Data shown -
########################################
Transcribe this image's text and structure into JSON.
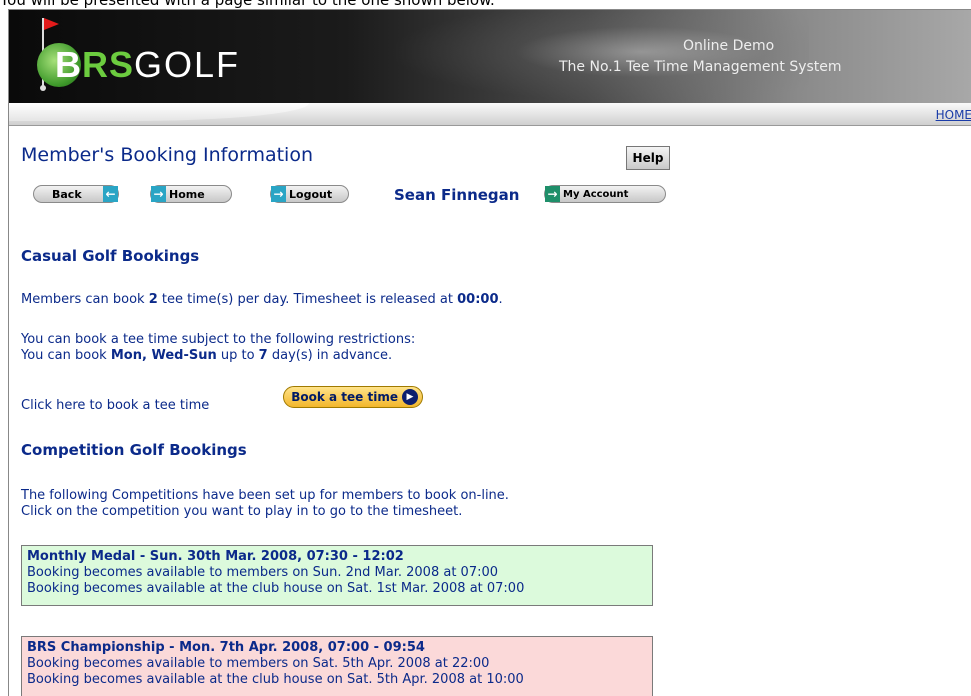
{
  "intro": "You will be presented with a page similar to the one shown below.",
  "banner": {
    "logo": {
      "b": "B",
      "rs": "RS",
      "golf": "GOLF"
    },
    "tagline1": "Online Demo",
    "tagline2": "The No.1 Tee Time Management System"
  },
  "navbar": {
    "home_link": "HOME"
  },
  "page": {
    "title": "Member's Booking Information",
    "help_label": "Help",
    "back_label": "Back",
    "home_label": "Home",
    "logout_label": "Logout",
    "user_name": "Sean Finnegan",
    "account_label": "My Account"
  },
  "casual": {
    "heading": "Casual Golf Bookings",
    "line1_pre": "Members can book ",
    "line1_num": "2",
    "line1_mid": " tee time(s) per day. Timesheet is released at ",
    "line1_time": "00:00",
    "line1_end": ".",
    "restrict1": "You can book a tee time subject to the following restrictions:",
    "restrict2_pre": "You can book ",
    "restrict2_days": "Mon, Wed-Sun",
    "restrict2_mid": " up to ",
    "restrict2_num": "7",
    "restrict2_end": " day(s) in advance.",
    "click_text": "Click here to book a tee time",
    "book_button": "Book a tee time"
  },
  "competition": {
    "heading": "Competition Golf Bookings",
    "intro1": "The following Competitions have been set up for members to book on-line.",
    "intro2": "Click on the competition you want to play in to go to the timesheet.",
    "items": [
      {
        "title": "Monthly Medal  -  Sun. 30th Mar. 2008,  07:30 - 12:02",
        "line1": "Booking becomes available to members on Sun. 2nd Mar. 2008 at 07:00",
        "line2": "Booking becomes available at the club house on Sat. 1st Mar. 2008 at 07:00",
        "color": "#dcfadc"
      },
      {
        "title": "BRS Championship  -  Mon. 7th Apr. 2008,  07:00 - 09:54",
        "line1": "Booking becomes available to members on Sat. 5th Apr. 2008 at 22:00",
        "line2": "Booking becomes available at the club house on Sat. 5th Apr. 2008 at 10:00",
        "color": "#fbd9d9"
      }
    ]
  }
}
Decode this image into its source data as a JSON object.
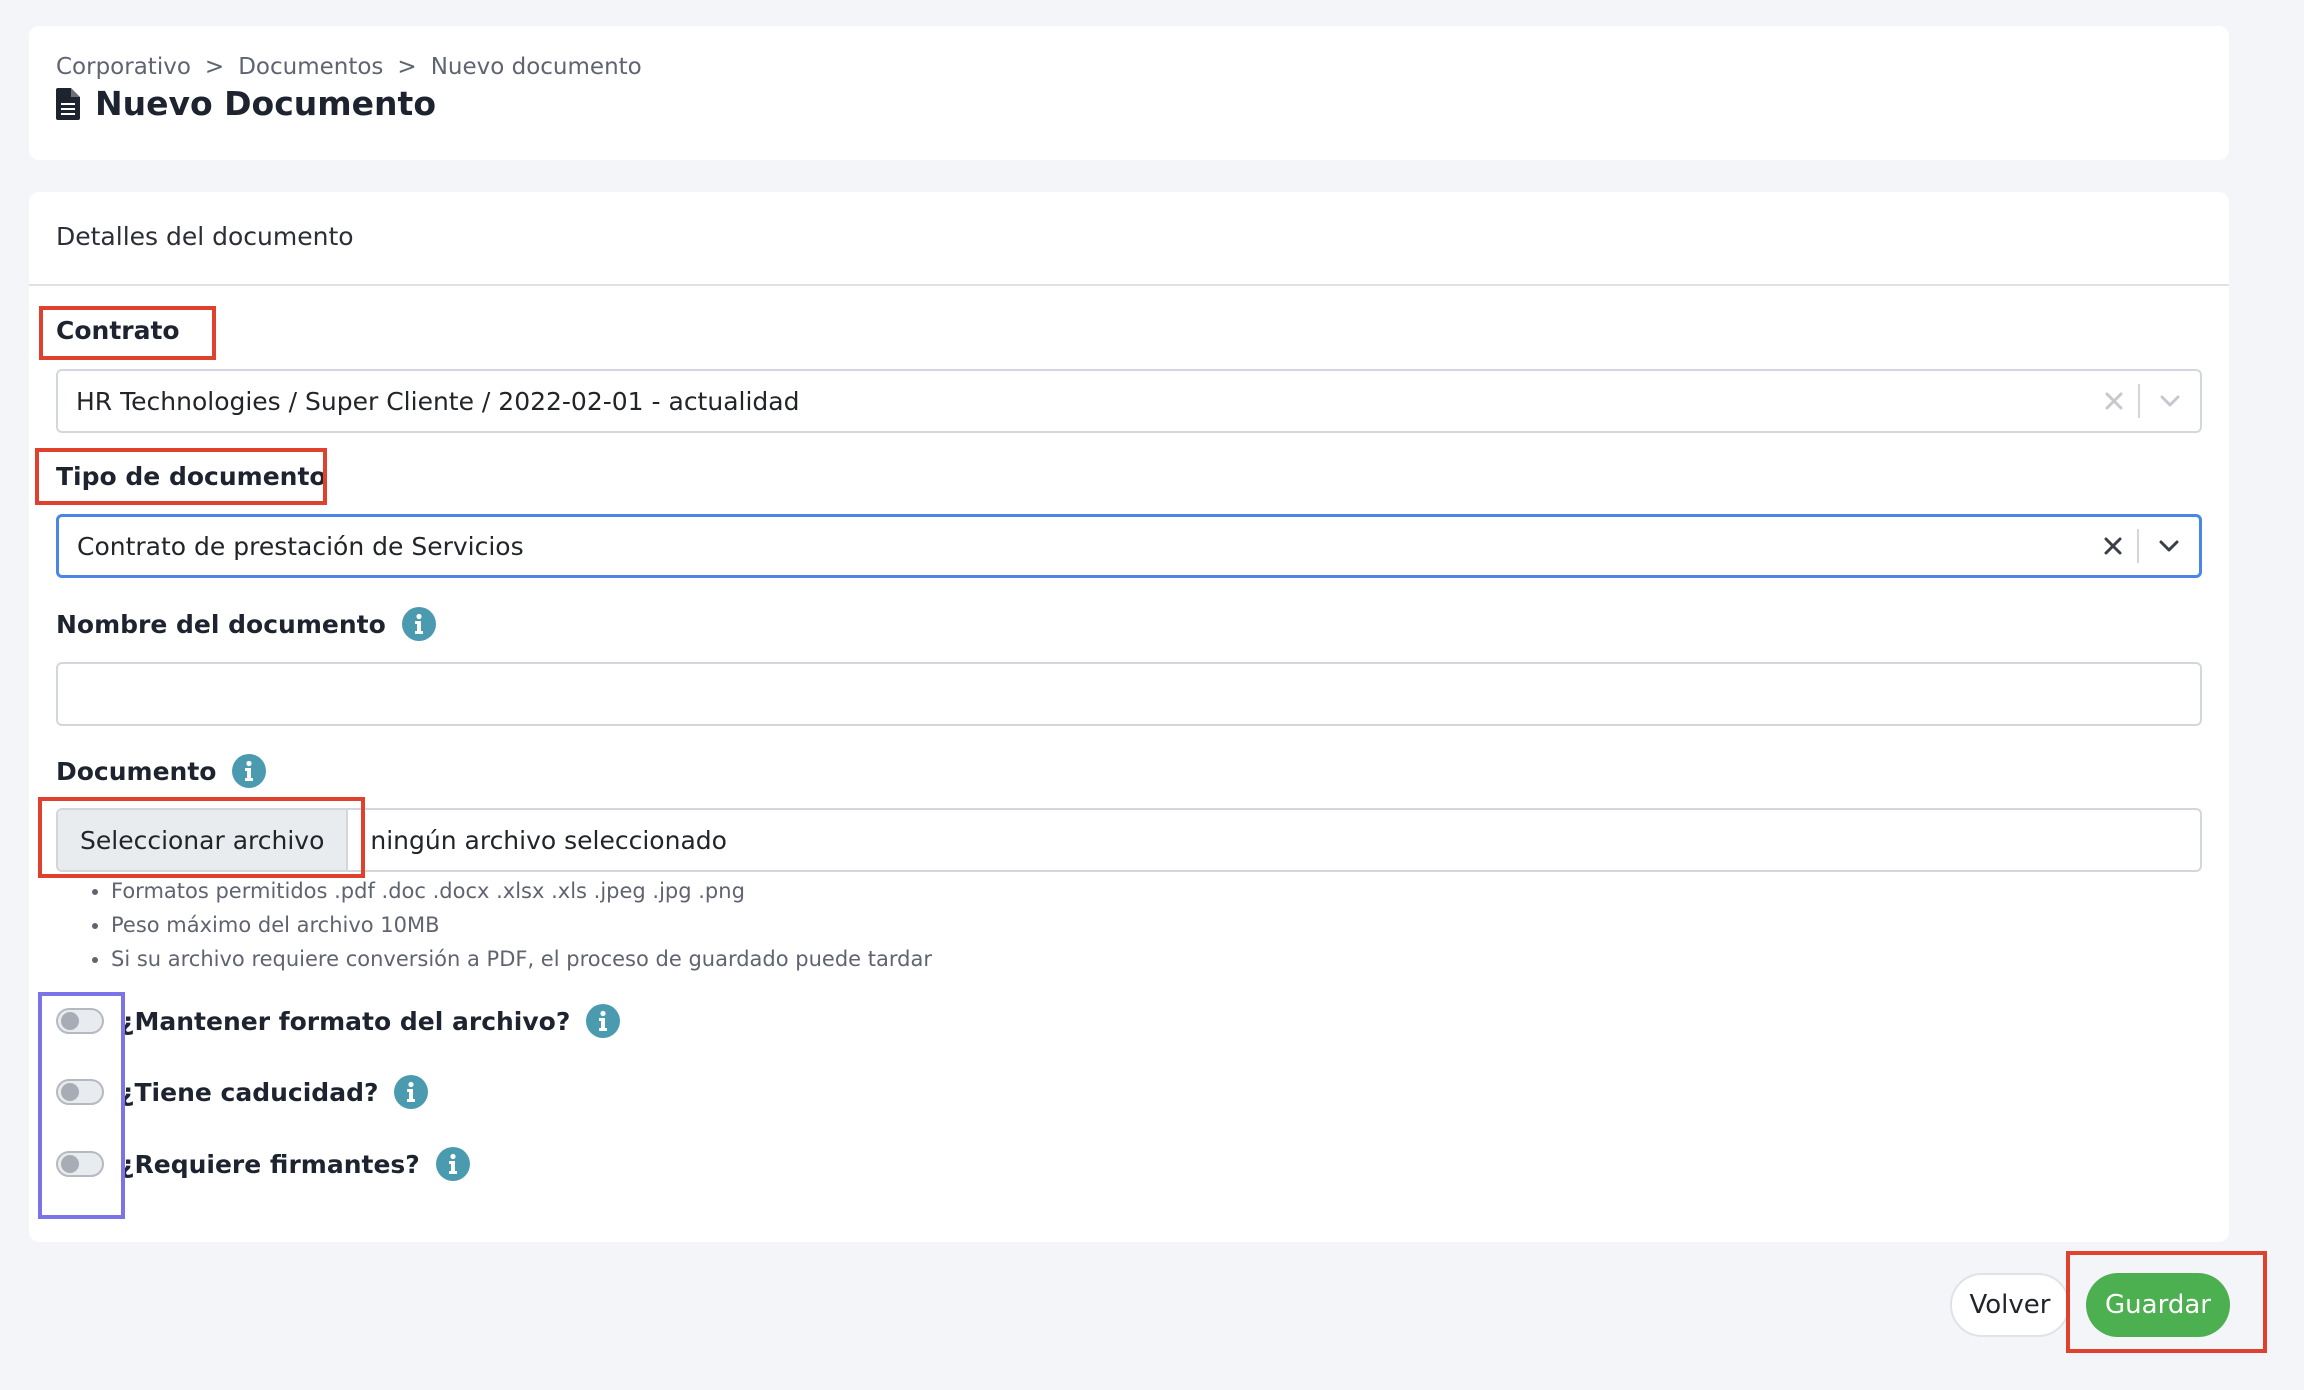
########################################
What the task requires - Leave out the pictures and copy every record above exactly.

Finished task -
Transcribe this image's text and structure into JSON.
{
  "intro": "You will be presented with a page similar to the one shown below.",
  "banner": {
    "logo": {
      "b": "B",
      "rs": "RS",
      "golf": "GOLF"
    },
    "tagline1": "Online Demo",
    "tagline2": "The No.1 Tee Time Management System"
  },
  "navbar": {
    "home_link": "HOME"
  },
  "page": {
    "title": "Member's Booking Information",
    "help_label": "Help",
    "back_label": "Back",
    "home_label": "Home",
    "logout_label": "Logout",
    "user_name": "Sean Finnegan",
    "account_label": "My Account"
  },
  "casual": {
    "heading": "Casual Golf Bookings",
    "line1_pre": "Members can book ",
    "line1_num": "2",
    "line1_mid": " tee time(s) per day. Timesheet is released at ",
    "line1_time": "00:00",
    "line1_end": ".",
    "restrict1": "You can book a tee time subject to the following restrictions:",
    "restrict2_pre": "You can book ",
    "restrict2_days": "Mon, Wed-Sun",
    "restrict2_mid": " up to ",
    "restrict2_num": "7",
    "restrict2_end": " day(s) in advance.",
    "click_text": "Click here to book a tee time",
    "book_button": "Book a tee time"
  },
  "competition": {
    "heading": "Competition Golf Bookings",
    "intro1": "The following Competitions have been set up for members to book on-line.",
    "intro2": "Click on the competition you want to play in to go to the timesheet.",
    "items": [
      {
        "title": "Monthly Medal  -  Sun. 30th Mar. 2008,  07:30 - 12:02",
        "line1": "Booking becomes available to members on Sun. 2nd Mar. 2008 at 07:00",
        "line2": "Booking becomes available at the club house on Sat. 1st Mar. 2008 at 07:00",
        "color": "#dcfadc"
      },
      {
        "title": "BRS Championship  -  Mon. 7th Apr. 2008,  07:00 - 09:54",
        "line1": "Booking becomes available to members on Sat. 5th Apr. 2008 at 22:00",
        "line2": "Booking becomes available at the club house on Sat. 5th Apr. 2008 at 10:00",
        "color": "#fbd9d9"
      }
    ]
  }
}
Decode this image into its source data as a JSON object.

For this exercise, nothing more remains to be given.